WRITTEN REQUEST. Count lines holding the word "某英文网站正在开展以". Only the number is wanted.

WORKING DATA.
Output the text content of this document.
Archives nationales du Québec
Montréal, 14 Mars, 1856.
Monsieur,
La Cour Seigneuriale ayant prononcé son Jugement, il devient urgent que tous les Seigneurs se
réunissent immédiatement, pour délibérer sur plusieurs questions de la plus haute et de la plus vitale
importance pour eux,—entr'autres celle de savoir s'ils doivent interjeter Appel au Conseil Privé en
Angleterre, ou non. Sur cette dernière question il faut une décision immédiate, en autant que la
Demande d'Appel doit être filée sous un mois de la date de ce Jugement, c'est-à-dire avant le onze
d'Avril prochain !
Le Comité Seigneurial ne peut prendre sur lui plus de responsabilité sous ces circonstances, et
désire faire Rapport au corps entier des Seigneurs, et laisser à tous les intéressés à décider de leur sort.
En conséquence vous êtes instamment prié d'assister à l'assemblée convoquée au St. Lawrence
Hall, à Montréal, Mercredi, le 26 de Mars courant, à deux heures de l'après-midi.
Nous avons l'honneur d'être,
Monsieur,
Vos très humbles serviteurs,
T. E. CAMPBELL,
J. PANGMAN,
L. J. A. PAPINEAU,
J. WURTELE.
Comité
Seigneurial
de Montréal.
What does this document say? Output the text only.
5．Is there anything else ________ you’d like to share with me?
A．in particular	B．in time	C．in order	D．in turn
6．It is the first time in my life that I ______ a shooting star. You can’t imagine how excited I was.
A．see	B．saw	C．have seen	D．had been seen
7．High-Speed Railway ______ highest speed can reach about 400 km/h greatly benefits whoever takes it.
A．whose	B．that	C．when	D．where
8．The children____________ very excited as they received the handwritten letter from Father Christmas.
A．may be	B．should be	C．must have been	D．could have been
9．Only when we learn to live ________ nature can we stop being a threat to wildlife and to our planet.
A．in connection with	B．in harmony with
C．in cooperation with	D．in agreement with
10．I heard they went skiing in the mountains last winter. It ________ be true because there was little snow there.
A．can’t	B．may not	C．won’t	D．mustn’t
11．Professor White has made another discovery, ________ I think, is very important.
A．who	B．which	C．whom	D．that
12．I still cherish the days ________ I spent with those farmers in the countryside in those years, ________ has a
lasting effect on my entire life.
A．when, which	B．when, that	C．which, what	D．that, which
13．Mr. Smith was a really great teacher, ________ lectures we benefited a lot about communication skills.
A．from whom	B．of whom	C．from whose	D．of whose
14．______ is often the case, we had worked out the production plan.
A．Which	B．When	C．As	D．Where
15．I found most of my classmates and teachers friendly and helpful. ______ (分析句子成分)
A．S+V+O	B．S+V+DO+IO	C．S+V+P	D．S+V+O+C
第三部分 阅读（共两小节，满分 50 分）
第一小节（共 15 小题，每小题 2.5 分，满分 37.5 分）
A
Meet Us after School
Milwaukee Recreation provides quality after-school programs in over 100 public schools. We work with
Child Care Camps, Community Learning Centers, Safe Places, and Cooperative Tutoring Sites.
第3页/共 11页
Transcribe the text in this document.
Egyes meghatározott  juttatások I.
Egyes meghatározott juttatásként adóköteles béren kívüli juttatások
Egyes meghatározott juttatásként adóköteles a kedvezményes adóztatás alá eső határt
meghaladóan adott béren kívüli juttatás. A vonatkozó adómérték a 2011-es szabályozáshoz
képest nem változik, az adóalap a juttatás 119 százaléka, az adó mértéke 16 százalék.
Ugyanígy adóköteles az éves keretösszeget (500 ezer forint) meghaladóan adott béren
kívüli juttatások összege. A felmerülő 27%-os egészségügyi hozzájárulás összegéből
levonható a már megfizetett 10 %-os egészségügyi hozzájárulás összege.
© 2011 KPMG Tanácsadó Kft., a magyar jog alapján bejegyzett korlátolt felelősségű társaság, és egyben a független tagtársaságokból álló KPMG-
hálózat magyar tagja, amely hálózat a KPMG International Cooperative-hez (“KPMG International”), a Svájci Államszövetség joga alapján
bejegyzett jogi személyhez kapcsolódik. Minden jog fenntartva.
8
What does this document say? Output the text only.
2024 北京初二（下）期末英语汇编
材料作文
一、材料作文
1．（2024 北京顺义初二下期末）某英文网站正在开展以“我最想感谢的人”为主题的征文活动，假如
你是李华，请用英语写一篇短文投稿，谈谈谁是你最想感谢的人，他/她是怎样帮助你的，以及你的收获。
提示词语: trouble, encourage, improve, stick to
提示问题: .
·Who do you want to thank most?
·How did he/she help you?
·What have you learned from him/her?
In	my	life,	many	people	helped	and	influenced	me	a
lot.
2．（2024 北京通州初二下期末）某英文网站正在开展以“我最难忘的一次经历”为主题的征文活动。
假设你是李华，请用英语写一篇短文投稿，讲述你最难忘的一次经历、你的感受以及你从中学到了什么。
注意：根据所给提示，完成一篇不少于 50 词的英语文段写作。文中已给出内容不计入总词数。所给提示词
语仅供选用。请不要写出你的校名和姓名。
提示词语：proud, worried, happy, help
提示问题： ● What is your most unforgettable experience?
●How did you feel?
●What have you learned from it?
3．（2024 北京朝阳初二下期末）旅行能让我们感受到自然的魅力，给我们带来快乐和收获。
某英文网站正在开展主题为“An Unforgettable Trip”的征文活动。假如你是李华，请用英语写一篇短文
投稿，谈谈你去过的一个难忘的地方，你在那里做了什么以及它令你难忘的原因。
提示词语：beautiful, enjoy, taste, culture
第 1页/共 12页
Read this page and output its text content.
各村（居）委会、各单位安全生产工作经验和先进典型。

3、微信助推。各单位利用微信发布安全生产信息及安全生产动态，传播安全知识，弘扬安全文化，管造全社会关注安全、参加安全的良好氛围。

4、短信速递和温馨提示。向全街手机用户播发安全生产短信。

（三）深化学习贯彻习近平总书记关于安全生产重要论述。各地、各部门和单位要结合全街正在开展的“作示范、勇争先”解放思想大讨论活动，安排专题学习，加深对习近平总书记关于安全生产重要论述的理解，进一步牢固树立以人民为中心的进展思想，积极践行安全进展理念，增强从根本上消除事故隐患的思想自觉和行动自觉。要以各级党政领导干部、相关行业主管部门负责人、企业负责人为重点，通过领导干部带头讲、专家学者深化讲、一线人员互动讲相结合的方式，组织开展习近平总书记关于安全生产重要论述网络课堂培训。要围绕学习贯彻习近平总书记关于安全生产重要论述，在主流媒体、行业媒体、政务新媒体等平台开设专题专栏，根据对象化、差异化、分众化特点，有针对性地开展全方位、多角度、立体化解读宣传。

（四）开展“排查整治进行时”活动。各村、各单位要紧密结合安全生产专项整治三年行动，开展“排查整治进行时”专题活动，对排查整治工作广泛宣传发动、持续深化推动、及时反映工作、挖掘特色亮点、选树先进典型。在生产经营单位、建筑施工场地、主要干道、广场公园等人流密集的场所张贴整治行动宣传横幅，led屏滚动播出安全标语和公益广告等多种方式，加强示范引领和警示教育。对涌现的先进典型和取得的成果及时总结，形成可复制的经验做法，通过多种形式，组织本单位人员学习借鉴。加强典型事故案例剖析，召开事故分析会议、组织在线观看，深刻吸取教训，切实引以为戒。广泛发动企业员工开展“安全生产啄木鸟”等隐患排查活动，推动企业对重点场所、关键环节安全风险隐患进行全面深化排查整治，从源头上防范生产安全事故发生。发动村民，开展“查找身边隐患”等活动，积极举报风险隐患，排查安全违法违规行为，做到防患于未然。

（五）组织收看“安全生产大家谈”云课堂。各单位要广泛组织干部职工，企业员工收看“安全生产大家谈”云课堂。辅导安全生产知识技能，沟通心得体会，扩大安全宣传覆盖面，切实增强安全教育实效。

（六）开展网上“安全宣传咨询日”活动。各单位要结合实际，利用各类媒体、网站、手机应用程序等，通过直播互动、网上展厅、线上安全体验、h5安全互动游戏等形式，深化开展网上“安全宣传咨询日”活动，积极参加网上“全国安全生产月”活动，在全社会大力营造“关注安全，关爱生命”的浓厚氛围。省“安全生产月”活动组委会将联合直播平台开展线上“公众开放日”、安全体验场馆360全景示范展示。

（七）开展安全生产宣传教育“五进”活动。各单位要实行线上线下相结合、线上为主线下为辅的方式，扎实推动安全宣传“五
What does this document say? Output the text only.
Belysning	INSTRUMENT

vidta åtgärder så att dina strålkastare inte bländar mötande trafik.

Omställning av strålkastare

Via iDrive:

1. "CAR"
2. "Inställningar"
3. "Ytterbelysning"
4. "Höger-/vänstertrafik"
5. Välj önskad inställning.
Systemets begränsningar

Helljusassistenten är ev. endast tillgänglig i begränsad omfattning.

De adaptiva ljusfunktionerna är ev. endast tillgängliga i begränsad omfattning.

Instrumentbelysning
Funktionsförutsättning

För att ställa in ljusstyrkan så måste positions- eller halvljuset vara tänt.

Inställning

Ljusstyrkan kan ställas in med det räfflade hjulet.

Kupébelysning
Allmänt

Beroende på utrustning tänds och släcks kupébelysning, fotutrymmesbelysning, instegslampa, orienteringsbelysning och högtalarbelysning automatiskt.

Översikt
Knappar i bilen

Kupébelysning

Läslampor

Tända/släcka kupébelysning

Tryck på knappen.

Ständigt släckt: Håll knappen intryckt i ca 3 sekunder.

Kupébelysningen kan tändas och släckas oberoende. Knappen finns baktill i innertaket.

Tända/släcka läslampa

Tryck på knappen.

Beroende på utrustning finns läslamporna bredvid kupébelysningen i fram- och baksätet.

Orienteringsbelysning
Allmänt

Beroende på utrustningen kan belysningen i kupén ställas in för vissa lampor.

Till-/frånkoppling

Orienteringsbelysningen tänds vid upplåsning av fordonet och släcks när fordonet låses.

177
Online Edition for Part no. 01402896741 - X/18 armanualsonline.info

EXERCISE OUTPUT. 2